TEXT SEGMENT ::
-- START --
So a FASTA file is basically just a header, preceded by a '>' character, then a sequence on one or multiple lines that is composed of nucleotides. Nucleotides are characters that can take 5 possible values : A, T, C, G or N.

The thing I would like to do is count the number of times each nucleotide type appears so if we consider this dummy FASTA file :

>Header 1  
ATTCGN

I should have, as a result :
A:1 T:2 C:1 G:1 N:1

Here is what I got so far :

ifstream sequence_file(input_file.c_str());
string line;
string sequence = "";
map<char, double> nucleotide_counts;

while(getline(sequence_file, line)) {
    if(line[0] != '>') {
        sequence += line;
    }
    else {
        nucleotide_counts['A'] = boost::count(sequence, 'A');
        nucleotide_counts['T'] = boost::count(sequence, 'T');
        nucleotide_counts['C'] = boost::count(sequence, 'C');
        nucleotide_counts['G'] = boost::count(sequence, 'G');
        nucleotide_counts['N'] = boost::count(sequence, 'N');
        sequence = "";
    }
}

So it reads the file line by line, if it encounters a '>' as the first character of the line, it knows that the sequence is complete and starts to count. Now the problem I'm facing is that I have millions of sequences with several billions of nucleotides in total. I can see that my method is not optimized because I call boost::count five times on the same sequence.

Other things I have tried :

Parsing the sequence to increment a counter for each nucleotide types. I tried using a map<char, double> to map each nucleotide to a value but this was slower than the boost solution.
Using the std::count of the algorithm library but this was too slow too.

I searched the internet for solutions but every solution I found was good if the number of sequences was low, which is not my case. Would you have any idea that could help me speed things up ?

EDIT 1 : I also tried this version but it was 2 times slower than the boost one :

ifstream sequence_file(input_file.c_str());
string line;
string sequence = "";
map<char, double> nucleotide_counts;

while(getline(sequence_file, line)) {
    if(line[0] != '>') {
        sequence += line;
    }
    else {
        for(int i = 0; i < sequence.size(); i++) {
           nucleotide_counts[sequence[i]]++;
        }
        sequence = "";
    }
}

EDIT 2 : Thanks to everyone in this thread, I was able to obtain a speed up of about 30 times compared to the boost original solution. Here is the code :

#include <map> // std::array
#include <fstream> // std::ifstream
#include <string> // std::string  

void count_nucleotides(std::array<double, 26> &nucleotide_counts, std::string sequence) {
    for(unsigned int i = 0; i < sequence.size(); i++) {
        ++nucleotide_counts[sequence[i] - 'A'];
    }
}  

std::ifstream sequence_file(input_file.c_str());
std::string line;
std::string sequence = "";
std::array<double, 26> nucleotide_counts;

while(getline(sequence_file, line)) {
    if(line[0] != '>') {
        sequence += line;
    }
    else {
        count_nucleotides(nucleotide_counts, sequence);
        sequence = "";
    }
}

Upvotes: 2

Answers (5)
-- END --
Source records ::
-- START --
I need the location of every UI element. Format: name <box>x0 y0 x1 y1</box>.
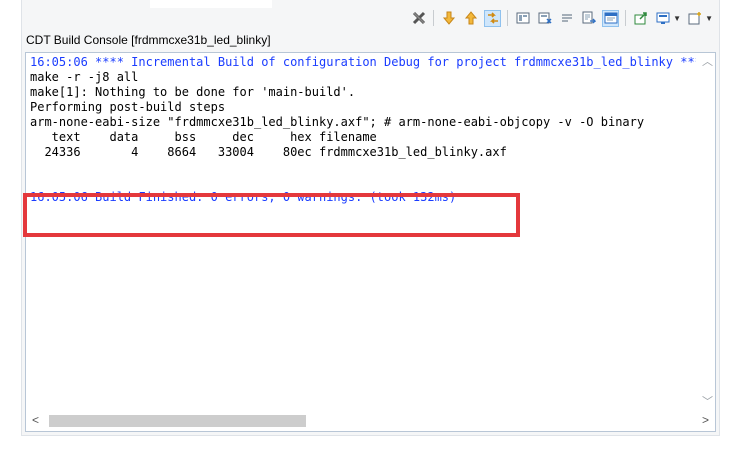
console-line: text data bss dec hex filename <box>30 130 377 144</box>
horizontal-scroll-thumb[interactable] <box>49 415 306 427</box>
show-error-in-editor-icon[interactable] <box>484 9 502 27</box>
console-line: 16:05:06 **** Incremental Build of confi… <box>30 55 696 69</box>
console-line: Performing post-build steps <box>30 100 226 114</box>
console-line: make[1]: Nothing to be done for 'main-bu… <box>30 85 356 99</box>
toolbar-separator <box>625 10 627 26</box>
tab-header-strip <box>150 0 272 8</box>
vertical-scrollbar[interactable]: ︿ ﹀ <box>701 57 713 408</box>
highlight-box <box>23 193 520 237</box>
console-line: arm-none-eabi-size "frdmmcxe31b_led_blin… <box>30 115 645 129</box>
new-console-view-icon[interactable] <box>686 10 703 27</box>
console-line: make -r -j8 all <box>30 70 139 84</box>
scroll-right-icon[interactable]: > <box>702 413 709 427</box>
display-selected-console-icon[interactable] <box>654 10 671 27</box>
toolbar-separator <box>507 10 509 26</box>
copy-build-log-icon[interactable] <box>580 10 597 27</box>
console-output-area[interactable]: 16:05:06 **** Incremental Build of confi… <box>25 52 716 432</box>
console-title: CDT Build Console [frdmmcxe31b_led_blink… <box>26 33 271 47</box>
open-console-icon[interactable] <box>632 10 649 27</box>
pin-console-icon[interactable] <box>602 9 620 27</box>
scroll-lock-icon[interactable] <box>536 10 553 27</box>
remove-all-terminated-icon[interactable] <box>410 10 427 27</box>
clear-console-icon[interactable] <box>514 10 531 27</box>
horizontal-scrollbar[interactable]: < > <box>26 411 715 431</box>
chevron-down-icon[interactable]: ▼ <box>673 14 681 23</box>
toolbar-separator <box>433 10 435 26</box>
console-line: 24336 4 8664 33004 80ec frdmmcxe31b_led_… <box>30 145 507 159</box>
console-toolbar: ▼ ▼ <box>410 8 713 28</box>
word-wrap-icon[interactable] <box>558 10 575 27</box>
chevron-down-icon[interactable]: ▼ <box>705 14 713 23</box>
previous-error-icon[interactable] <box>462 10 479 27</box>
scroll-left-icon[interactable]: < <box>32 413 39 427</box>
scroll-up-icon[interactable]: ︿ <box>702 57 713 68</box>
next-error-icon[interactable] <box>440 10 457 27</box>
scroll-down-icon[interactable]: ﹀ <box>702 397 713 408</box>
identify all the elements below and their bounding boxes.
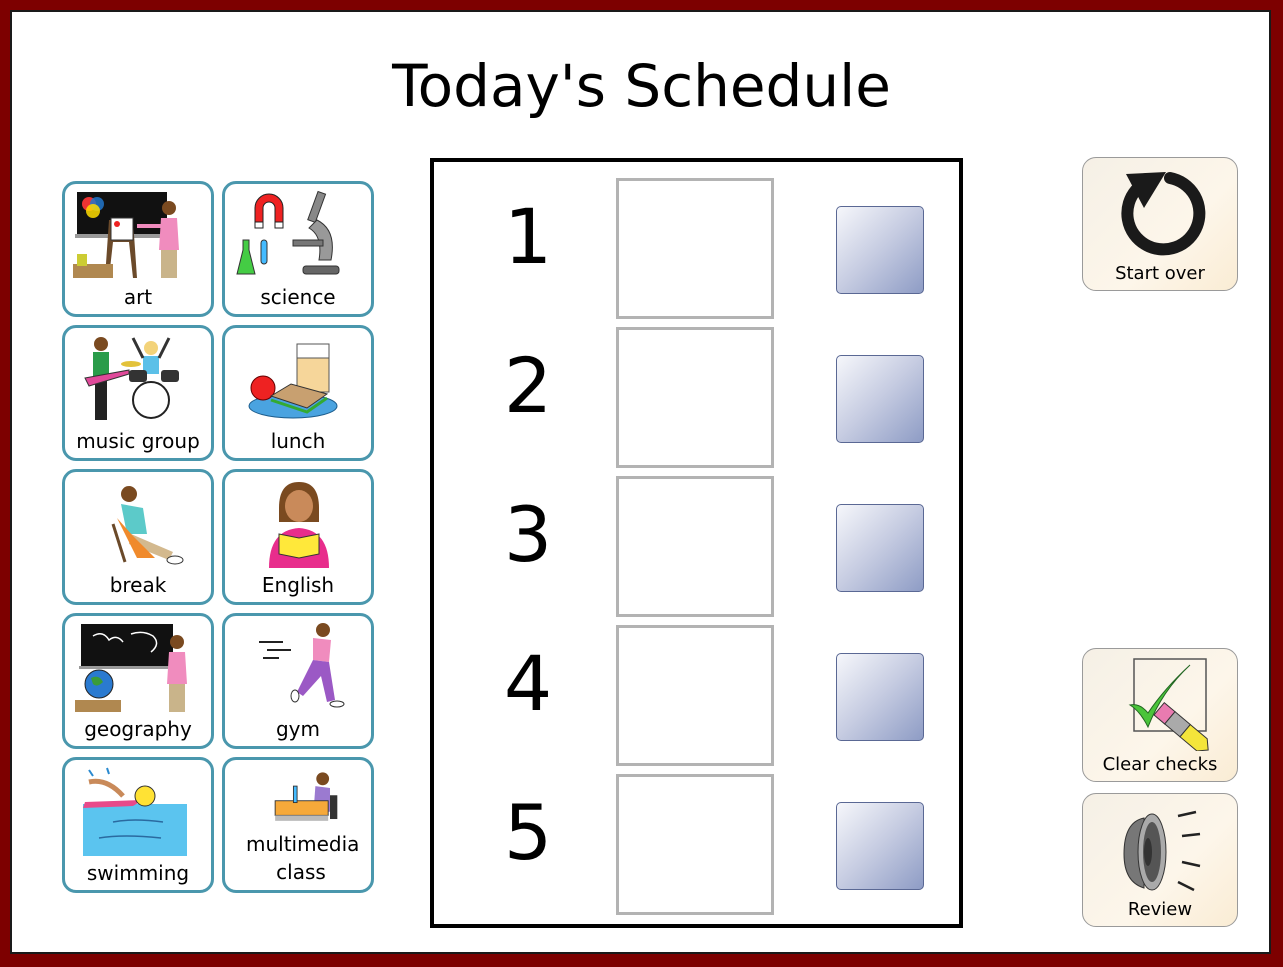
multimedia-computer-icon (274, 772, 338, 821)
english-reading-book-icon (269, 482, 329, 568)
completion-checkbox[interactable] (836, 653, 924, 741)
art-painting-icon (73, 192, 179, 278)
schedule-row: 4 (434, 609, 959, 766)
restart-arrow-icon (1121, 172, 1206, 256)
schedule-slot-drop-target[interactable] (616, 327, 774, 468)
erase-check-icon (1128, 658, 1209, 751)
lunch-sandwich-icon (248, 343, 338, 419)
activity-label: geography (84, 717, 192, 741)
activity-tile-geography[interactable]: geography (62, 613, 214, 749)
swimming-icon (83, 767, 187, 856)
activity-label: gym (275, 717, 320, 741)
activity-label: music group (76, 429, 200, 453)
start-over-button[interactable]: Start over (1082, 157, 1238, 291)
schedule-row: 3 (434, 460, 959, 617)
completion-checkbox[interactable] (836, 802, 924, 890)
slot-number: 3 (503, 490, 553, 579)
activity-label: lunch (270, 429, 326, 453)
activity-label: multimedia class (246, 832, 360, 884)
completion-checkbox[interactable] (836, 206, 924, 294)
activity-tile-lunch[interactable]: lunch (222, 325, 374, 461)
slot-number: 2 (503, 341, 553, 430)
activity-tile-gym[interactable]: gym (222, 613, 374, 749)
gym-running-icon (259, 623, 345, 708)
completion-checkbox[interactable] (836, 355, 924, 443)
activity-label: English (261, 573, 335, 597)
schedule-row: 1 (434, 162, 959, 319)
music-group-band-icon (84, 337, 179, 420)
slot-number: 5 (503, 788, 553, 877)
science-microscope-icon (236, 190, 340, 275)
activity-tile-multimedia-class[interactable]: multimedia class (222, 757, 374, 893)
speaker-icon (1123, 810, 1201, 892)
activity-label: break (109, 573, 167, 597)
activity-label: swimming (86, 861, 190, 885)
activity-tile-english[interactable]: English (222, 469, 374, 605)
activity-label: art (123, 285, 153, 309)
activity-label: science (260, 285, 336, 309)
clear-checks-label: Clear checks (1102, 754, 1218, 775)
activity-tile-science[interactable]: science (222, 181, 374, 317)
schedule-row: 5 (434, 758, 959, 915)
slot-number: 1 (503, 192, 553, 281)
schedule-board: 1 2 3 4 5 (430, 158, 963, 928)
activity-tile-swimming[interactable]: swimming (62, 757, 214, 893)
review-button[interactable]: Review (1082, 793, 1238, 927)
break-relaxing-icon (111, 486, 184, 565)
schedule-slot-drop-target[interactable] (616, 476, 774, 617)
schedule-row: 2 (434, 311, 959, 468)
completion-checkbox[interactable] (836, 504, 924, 592)
activity-tile-art[interactable]: art (62, 181, 214, 317)
slot-number: 4 (503, 639, 553, 728)
start-over-label: Start over (1115, 263, 1205, 284)
schedule-slot-drop-target[interactable] (616, 774, 774, 915)
geography-globe-icon (75, 624, 187, 712)
review-label: Review (1127, 899, 1193, 920)
schedule-slot-drop-target[interactable] (616, 178, 774, 319)
schedule-slot-drop-target[interactable] (616, 625, 774, 766)
page-title: Today's Schedule (392, 52, 891, 120)
clear-checks-button[interactable]: Clear checks (1082, 648, 1238, 782)
activity-tile-break[interactable]: break (62, 469, 214, 605)
activity-tile-music-group[interactable]: music group (62, 325, 214, 461)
-- END --
REQUESTS ::
1. List the possible values a nucleotide can take, as the forum post about counting nucleotides in a FASTA file gives them.
2. From the source records, copy out everything from the line that contains "multimedia-computer-icon (274, 772, 338, 821)" down to the line that contains "completion-checkbox[interactable] (836, 206, 924, 294)", both included, word for word.

PER-TASK ANSWERS ::
1. A, T, C, G, N

2.
multimedia-computer-icon (274, 772, 338, 821)
english-reading-book-icon (269, 482, 329, 568)
completion-checkbox[interactable] (836, 653, 924, 741)
art-painting-icon (73, 192, 179, 278)
schedule-row: 4 (434, 609, 959, 766)
restart-arrow-icon (1121, 172, 1206, 256)
schedule-slot-drop-target[interactable] (616, 327, 774, 468)
erase-check-icon (1128, 658, 1209, 751)
lunch-sandwich-icon (248, 343, 338, 419)
activity-label: geography (84, 717, 192, 741)
activity-tile-geography[interactable]: geography (62, 613, 214, 749)
swimming-icon (83, 767, 187, 856)
activity-label: gym (275, 717, 320, 741)
activity-label: music group (76, 429, 200, 453)
start-over-button[interactable]: Start over (1082, 157, 1238, 291)
schedule-row: 3 (434, 460, 959, 617)
completion-checkbox[interactable] (836, 802, 924, 890)
slot-number: 3 (503, 490, 553, 579)
activity-label: lunch (270, 429, 326, 453)
activity-label: multimedia class (246, 832, 360, 884)
completion-checkbox[interactable] (836, 206, 924, 294)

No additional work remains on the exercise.